Dataset items
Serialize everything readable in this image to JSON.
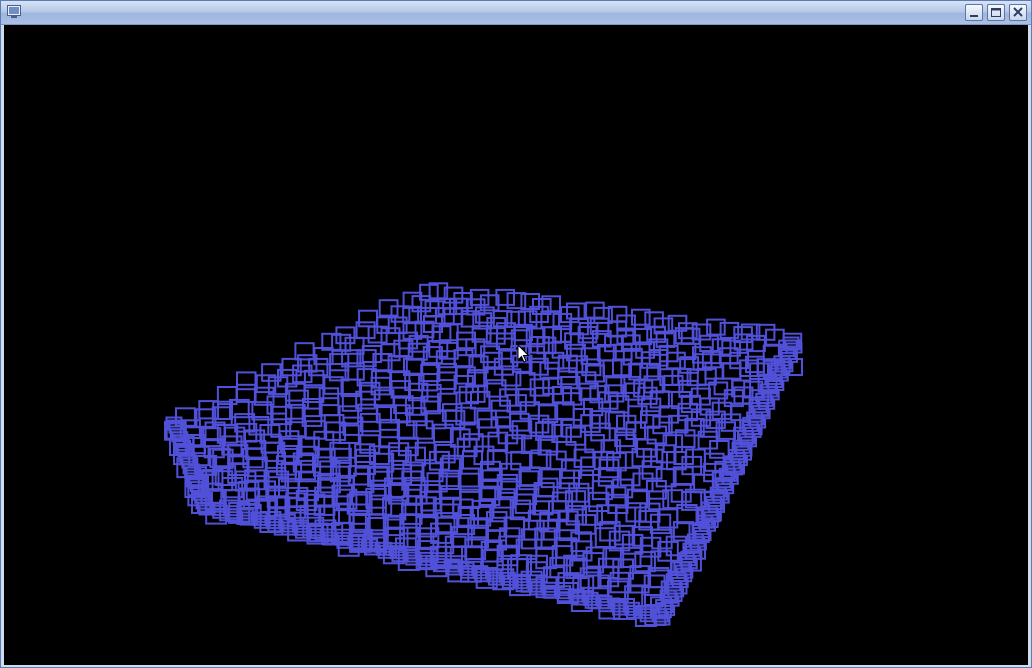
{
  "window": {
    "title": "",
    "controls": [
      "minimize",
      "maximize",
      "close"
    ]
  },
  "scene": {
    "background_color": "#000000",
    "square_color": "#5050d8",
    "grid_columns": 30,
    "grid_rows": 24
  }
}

What is being asked: Reproduce the material in full, word for word, and omit the pictures.

Result of this exercise:
Serialize everything readable in this image to JSON.
{
  "window": {
    "title": "",
    "controls": [
      "minimize",
      "maximize",
      "close"
    ]
  },
  "scene": {
    "background_color": "#000000",
    "square_color": "#5050d8",
    "grid_columns": 30,
    "grid_rows": 24
  }
}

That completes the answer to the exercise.